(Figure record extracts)
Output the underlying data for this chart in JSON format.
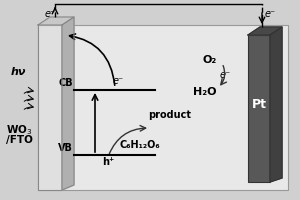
{
  "bg_color": "#d0d0d0",
  "solution_color": "#e8e8e8",
  "wto_front_color": "#e0e0e0",
  "wto_side_color": "#b0b0b0",
  "wto_top_color": "#c8c8c8",
  "pt_front_color": "#585858",
  "pt_side_color": "#404040",
  "pt_top_color": "#484848",
  "text_color": "#000000",
  "arrow_color": "#000000",
  "wto_label_line1": "WO",
  "wto_label_line2": "/FTO",
  "wto_sub": "3",
  "pt_label": "Pt",
  "hv_label": "hν",
  "cb_label": "CB",
  "vb_label": "VB",
  "e_label": "e⁻",
  "o2_label": "O₂",
  "h2o_label": "H₂O",
  "product_label": "product",
  "glucose_label": "C₆H₁₂O₆",
  "h_plus_label": "h⁺",
  "figsize": [
    3.0,
    2.0
  ],
  "dpi": 100
}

Objective>
Reproduce the whole listing word for word, setting aside any pictures.

Solved exercise>
Output the underlying data for this chart in JSON format.
{
  "bg_color": "#d0d0d0",
  "solution_color": "#e8e8e8",
  "wto_front_color": "#e0e0e0",
  "wto_side_color": "#b0b0b0",
  "wto_top_color": "#c8c8c8",
  "pt_front_color": "#585858",
  "pt_side_color": "#404040",
  "pt_top_color": "#484848",
  "text_color": "#000000",
  "arrow_color": "#000000",
  "wto_label_line1": "WO",
  "wto_label_line2": "/FTO",
  "wto_sub": "3",
  "pt_label": "Pt",
  "hv_label": "hν",
  "cb_label": "CB",
  "vb_label": "VB",
  "e_label": "e⁻",
  "o2_label": "O₂",
  "h2o_label": "H₂O",
  "product_label": "product",
  "glucose_label": "C₆H₁₂O₆",
  "h_plus_label": "h⁺",
  "figsize": [
    3.0,
    2.0
  ],
  "dpi": 100
}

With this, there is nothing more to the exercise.